**Work instructions**
Below are some entries; can you quote all of them exactly?

========

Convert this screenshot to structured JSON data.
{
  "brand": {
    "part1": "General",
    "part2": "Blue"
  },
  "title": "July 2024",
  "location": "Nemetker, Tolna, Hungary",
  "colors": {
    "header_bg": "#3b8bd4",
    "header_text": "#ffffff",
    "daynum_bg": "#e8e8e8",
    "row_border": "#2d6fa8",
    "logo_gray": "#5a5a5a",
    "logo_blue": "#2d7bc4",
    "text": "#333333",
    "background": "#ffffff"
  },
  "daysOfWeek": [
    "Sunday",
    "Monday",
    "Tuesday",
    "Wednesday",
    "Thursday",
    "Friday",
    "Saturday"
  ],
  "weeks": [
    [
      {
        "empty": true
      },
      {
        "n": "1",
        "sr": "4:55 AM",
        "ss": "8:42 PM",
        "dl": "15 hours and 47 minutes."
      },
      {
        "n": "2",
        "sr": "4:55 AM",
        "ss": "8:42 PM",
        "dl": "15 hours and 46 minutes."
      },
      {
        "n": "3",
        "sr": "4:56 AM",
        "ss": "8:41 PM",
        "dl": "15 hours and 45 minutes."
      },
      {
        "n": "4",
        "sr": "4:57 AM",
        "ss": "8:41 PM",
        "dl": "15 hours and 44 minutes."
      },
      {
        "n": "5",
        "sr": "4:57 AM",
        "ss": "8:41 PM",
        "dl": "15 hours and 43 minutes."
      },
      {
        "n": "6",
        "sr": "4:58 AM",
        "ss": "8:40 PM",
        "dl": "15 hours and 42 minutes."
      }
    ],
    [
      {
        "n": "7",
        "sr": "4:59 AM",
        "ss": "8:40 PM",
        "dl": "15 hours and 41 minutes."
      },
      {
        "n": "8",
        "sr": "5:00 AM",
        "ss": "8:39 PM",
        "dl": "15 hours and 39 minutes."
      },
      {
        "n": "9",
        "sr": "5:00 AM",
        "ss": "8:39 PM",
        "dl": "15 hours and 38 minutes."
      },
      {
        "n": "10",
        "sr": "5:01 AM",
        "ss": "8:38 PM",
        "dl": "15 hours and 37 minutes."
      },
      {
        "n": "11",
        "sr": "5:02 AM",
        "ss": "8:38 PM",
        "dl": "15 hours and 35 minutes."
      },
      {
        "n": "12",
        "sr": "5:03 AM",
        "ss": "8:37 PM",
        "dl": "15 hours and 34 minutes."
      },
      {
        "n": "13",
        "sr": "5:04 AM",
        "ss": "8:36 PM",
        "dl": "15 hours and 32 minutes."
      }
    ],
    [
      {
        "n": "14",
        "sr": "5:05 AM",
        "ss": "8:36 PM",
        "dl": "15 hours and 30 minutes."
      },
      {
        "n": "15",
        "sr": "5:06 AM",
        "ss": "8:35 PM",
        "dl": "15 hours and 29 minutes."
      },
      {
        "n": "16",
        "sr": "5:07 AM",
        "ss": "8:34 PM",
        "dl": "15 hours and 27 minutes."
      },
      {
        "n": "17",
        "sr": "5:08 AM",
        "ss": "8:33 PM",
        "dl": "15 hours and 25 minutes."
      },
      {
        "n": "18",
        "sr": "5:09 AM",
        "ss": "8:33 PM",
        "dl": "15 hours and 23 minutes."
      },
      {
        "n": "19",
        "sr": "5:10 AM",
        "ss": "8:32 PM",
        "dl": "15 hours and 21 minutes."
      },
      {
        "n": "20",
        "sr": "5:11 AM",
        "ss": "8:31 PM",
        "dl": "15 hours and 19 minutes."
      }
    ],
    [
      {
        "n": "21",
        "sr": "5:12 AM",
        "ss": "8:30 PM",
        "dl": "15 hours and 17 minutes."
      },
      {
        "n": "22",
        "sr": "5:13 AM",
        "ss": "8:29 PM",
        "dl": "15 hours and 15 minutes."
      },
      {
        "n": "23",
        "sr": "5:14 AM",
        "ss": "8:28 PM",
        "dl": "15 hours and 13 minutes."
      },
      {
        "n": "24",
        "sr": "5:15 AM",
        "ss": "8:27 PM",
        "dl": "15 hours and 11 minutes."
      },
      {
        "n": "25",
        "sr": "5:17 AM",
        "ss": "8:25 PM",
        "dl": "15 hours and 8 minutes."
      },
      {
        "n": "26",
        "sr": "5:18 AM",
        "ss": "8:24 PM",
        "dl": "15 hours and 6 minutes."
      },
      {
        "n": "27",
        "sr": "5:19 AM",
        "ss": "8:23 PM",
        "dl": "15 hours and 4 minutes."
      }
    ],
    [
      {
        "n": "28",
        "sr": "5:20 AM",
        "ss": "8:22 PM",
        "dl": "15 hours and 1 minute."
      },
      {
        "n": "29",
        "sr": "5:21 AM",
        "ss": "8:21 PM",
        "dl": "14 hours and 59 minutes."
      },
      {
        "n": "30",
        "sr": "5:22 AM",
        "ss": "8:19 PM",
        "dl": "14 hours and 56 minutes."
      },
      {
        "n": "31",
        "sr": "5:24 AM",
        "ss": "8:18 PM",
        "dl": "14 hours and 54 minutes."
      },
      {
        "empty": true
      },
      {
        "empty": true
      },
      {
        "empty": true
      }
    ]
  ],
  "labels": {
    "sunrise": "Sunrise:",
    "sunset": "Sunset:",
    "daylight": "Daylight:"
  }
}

========

**Solved problem**
Convert this screenshot to structured JSON data.
{
  "brand": {
    "part1": "General",
    "part2": "Blue"
  },
  "title": "July 2024",
  "location": "Nemetker, Tolna, Hungary",
  "colors": {
    "header_bg": "#3b8bd4",
    "header_text": "#ffffff",
    "daynum_bg": "#e8e8e8",
    "row_border": "#2d6fa8",
    "logo_gray": "#5a5a5a",
    "logo_blue": "#2d7bc4",
    "text": "#333333",
    "background": "#ffffff"
  },
  "daysOfWeek": [
    "Sunday",
    "Monday",
    "Tuesday",
    "Wednesday",
    "Thursday",
    "Friday",
    "Saturday"
  ],
  "weeks": [
    [
      {
        "empty": true
      },
      {
        "n": "1",
        "sr": "4:55 AM",
        "ss": "8:42 PM",
        "dl": "15 hours and 47 minutes."
      },
      {
        "n": "2",
        "sr": "4:55 AM",
        "ss": "8:42 PM",
        "dl": "15 hours and 46 minutes."
      },
      {
        "n": "3",
        "sr": "4:56 AM",
        "ss": "8:41 PM",
        "dl": "15 hours and 45 minutes."
      },
      {
        "n": "4",
        "sr": "4:57 AM",
        "ss": "8:41 PM",
        "dl": "15 hours and 44 minutes."
      },
      {
        "n": "5",
        "sr": "4:57 AM",
        "ss": "8:41 PM",
        "dl": "15 hours and 43 minutes."
      },
      {
        "n": "6",
        "sr": "4:58 AM",
        "ss": "8:40 PM",
        "dl": "15 hours and 42 minutes."
      }
    ],
    [
      {
        "n": "7",
        "sr": "4:59 AM",
        "ss": "8:40 PM",
        "dl": "15 hours and 41 minutes."
      },
      {
        "n": "8",
        "sr": "5:00 AM",
        "ss": "8:39 PM",
        "dl": "15 hours and 39 minutes."
      },
      {
        "n": "9",
        "sr": "5:00 AM",
        "ss": "8:39 PM",
        "dl": "15 hours and 38 minutes."
      },
      {
        "n": "10",
        "sr": "5:01 AM",
        "ss": "8:38 PM",
        "dl": "15 hours and 37 minutes."
      },
      {
        "n": "11",
        "sr": "5:02 AM",
        "ss": "8:38 PM",
        "dl": "15 hours and 35 minutes."
      },
      {
        "n": "12",
        "sr": "5:03 AM",
        "ss": "8:37 PM",
        "dl": "15 hours and 34 minutes."
      },
      {
        "n": "13",
        "sr": "5:04 AM",
        "ss": "8:36 PM",
        "dl": "15 hours and 32 minutes."
      }
    ],
    [
      {
        "n": "14",
        "sr": "5:05 AM",
        "ss": "8:36 PM",
        "dl": "15 hours and 30 minutes."
      },
      {
        "n": "15",
        "sr": "5:06 AM",
        "ss": "8:35 PM",
        "dl": "15 hours and 29 minutes."
      },
      {
        "n": "16",
        "sr": "5:07 AM",
        "ss": "8:34 PM",
        "dl": "15 hours and 27 minutes."
      },
      {
        "n": "17",
        "sr": "5:08 AM",
        "ss": "8:33 PM",
        "dl": "15 hours and 25 minutes."
      },
      {
        "n": "18",
        "sr": "5:09 AM",
        "ss": "8:33 PM",
        "dl": "15 hours and 23 minutes."
      },
      {
        "n": "19",
        "sr": "5:10 AM",
        "ss": "8:32 PM",
        "dl": "15 hours and 21 minutes."
      },
      {
        "n": "20",
        "sr": "5:11 AM",
        "ss": "8:31 PM",
        "dl": "15 hours and 19 minutes."
      }
    ],
    [
      {
        "n": "21",
        "sr": "5:12 AM",
        "ss": "8:30 PM",
        "dl": "15 hours and 17 minutes."
      },
      {
        "n": "22",
        "sr": "5:13 AM",
        "ss": "8:29 PM",
        "dl": "15 hours and 15 minutes."
      },
      {
        "n": "23",
        "sr": "5:14 AM",
        "ss": "8:28 PM",
        "dl": "15 hours and 13 minutes."
      },
      {
        "n": "24",
        "sr": "5:15 AM",
        "ss": "8:27 PM",
        "dl": "15 hours and 11 minutes."
      },
      {
        "n": "25",
        "sr": "5:17 AM",
        "ss": "8:25 PM",
        "dl": "15 hours and 8 minutes."
      },
      {
        "n": "26",
        "sr": "5:18 AM",
        "ss": "8:24 PM",
        "dl": "15 hours and 6 minutes."
      },
      {
        "n": "27",
        "sr": "5:19 AM",
        "ss": "8:23 PM",
        "dl": "15 hours and 4 minutes."
      }
    ],
    [
      {
        "n": "28",
        "sr": "5:20 AM",
        "ss": "8:22 PM",
        "dl": "15 hours and 1 minute."
      },
      {
        "n": "29",
        "sr": "5:21 AM",
        "ss": "8:21 PM",
        "dl": "14 hours and 59 minutes."
      },
      {
        "n": "30",
        "sr": "5:22 AM",
        "ss": "8:19 PM",
        "dl": "14 hours and 56 minutes."
      },
      {
        "n": "31",
        "sr": "5:24 AM",
        "ss": "8:18 PM",
        "dl": "14 hours and 54 minutes."
      },
      {
        "empty": true
      },
      {
        "empty": true
      },
      {
        "empty": true
      }
    ]
  ],
  "labels": {
    "sunrise": "Sunrise:",
    "sunset": "Sunset:",
    "daylight": "Daylight:"
  }
}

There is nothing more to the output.